Task to complete
Your task is to print the material below exactly as presented.
══ Records to process ══
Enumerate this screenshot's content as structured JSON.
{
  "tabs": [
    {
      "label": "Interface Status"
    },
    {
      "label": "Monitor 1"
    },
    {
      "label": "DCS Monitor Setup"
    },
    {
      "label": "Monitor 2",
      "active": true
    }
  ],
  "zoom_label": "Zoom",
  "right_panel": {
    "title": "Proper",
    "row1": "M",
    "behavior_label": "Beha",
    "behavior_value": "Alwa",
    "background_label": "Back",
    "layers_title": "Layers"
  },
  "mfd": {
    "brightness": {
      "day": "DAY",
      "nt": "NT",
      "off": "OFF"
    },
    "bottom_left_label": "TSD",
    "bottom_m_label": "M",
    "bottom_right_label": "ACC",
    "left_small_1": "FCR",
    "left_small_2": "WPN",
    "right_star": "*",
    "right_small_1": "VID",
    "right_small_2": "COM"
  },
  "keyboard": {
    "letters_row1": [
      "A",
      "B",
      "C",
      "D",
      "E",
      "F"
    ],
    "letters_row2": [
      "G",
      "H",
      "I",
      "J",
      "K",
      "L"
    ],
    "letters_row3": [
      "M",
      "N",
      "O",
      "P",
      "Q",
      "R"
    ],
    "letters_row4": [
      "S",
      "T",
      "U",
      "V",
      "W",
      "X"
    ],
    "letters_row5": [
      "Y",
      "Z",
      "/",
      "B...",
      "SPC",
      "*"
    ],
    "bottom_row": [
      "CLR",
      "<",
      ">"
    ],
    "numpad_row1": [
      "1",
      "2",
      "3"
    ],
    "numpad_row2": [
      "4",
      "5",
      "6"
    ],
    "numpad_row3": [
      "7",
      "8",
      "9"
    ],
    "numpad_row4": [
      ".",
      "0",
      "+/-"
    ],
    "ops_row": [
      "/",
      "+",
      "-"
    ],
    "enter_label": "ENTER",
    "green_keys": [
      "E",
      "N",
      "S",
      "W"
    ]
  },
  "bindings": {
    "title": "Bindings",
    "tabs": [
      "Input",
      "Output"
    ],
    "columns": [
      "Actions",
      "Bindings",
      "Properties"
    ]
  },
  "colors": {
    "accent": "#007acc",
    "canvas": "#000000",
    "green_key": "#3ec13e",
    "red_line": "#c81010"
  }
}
═══
Response to this exercise
Enumerate this screenshot's content as structured JSON.
{
  "tabs": [
    {
      "label": "Interface Status"
    },
    {
      "label": "Monitor 1"
    },
    {
      "label": "DCS Monitor Setup"
    },
    {
      "label": "Monitor 2",
      "active": true
    }
  ],
  "zoom_label": "Zoom",
  "right_panel": {
    "title": "Proper",
    "row1": "M",
    "behavior_label": "Beha",
    "behavior_value": "Alwa",
    "background_label": "Back",
    "layers_title": "Layers"
  },
  "mfd": {
    "brightness": {
      "day": "DAY",
      "nt": "NT",
      "off": "OFF"
    },
    "bottom_left_label": "TSD",
    "bottom_m_label": "M",
    "bottom_right_label": "ACC",
    "left_small_1": "FCR",
    "left_small_2": "WPN",
    "right_star": "*",
    "right_small_1": "VID",
    "right_small_2": "COM"
  },
  "keyboard": {
    "letters_row1": [
      "A",
      "B",
      "C",
      "D",
      "E",
      "F"
    ],
    "letters_row2": [
      "G",
      "H",
      "I",
      "J",
      "K",
      "L"
    ],
    "letters_row3": [
      "M",
      "N",
      "O",
      "P",
      "Q",
      "R"
    ],
    "letters_row4": [
      "S",
      "T",
      "U",
      "V",
      "W",
      "X"
    ],
    "letters_row5": [
      "Y",
      "Z",
      "/",
      "B...",
      "SPC",
      "*"
    ],
    "bottom_row": [
      "CLR",
      "<",
      ">"
    ],
    "numpad_row1": [
      "1",
      "2",
      "3"
    ],
    "numpad_row2": [
      "4",
      "5",
      "6"
    ],
    "numpad_row3": [
      "7",
      "8",
      "9"
    ],
    "numpad_row4": [
      ".",
      "0",
      "+/-"
    ],
    "ops_row": [
      "/",
      "+",
      "-"
    ],
    "enter_label": "ENTER",
    "green_keys": [
      "E",
      "N",
      "S",
      "W"
    ]
  },
  "bindings": {
    "title": "Bindings",
    "tabs": [
      "Input",
      "Output"
    ],
    "columns": [
      "Actions",
      "Bindings",
      "Properties"
    ]
  },
  "colors": {
    "accent": "#007acc",
    "canvas": "#000000",
    "green_key": "#3ec13e",
    "red_line": "#c81010"
  }
}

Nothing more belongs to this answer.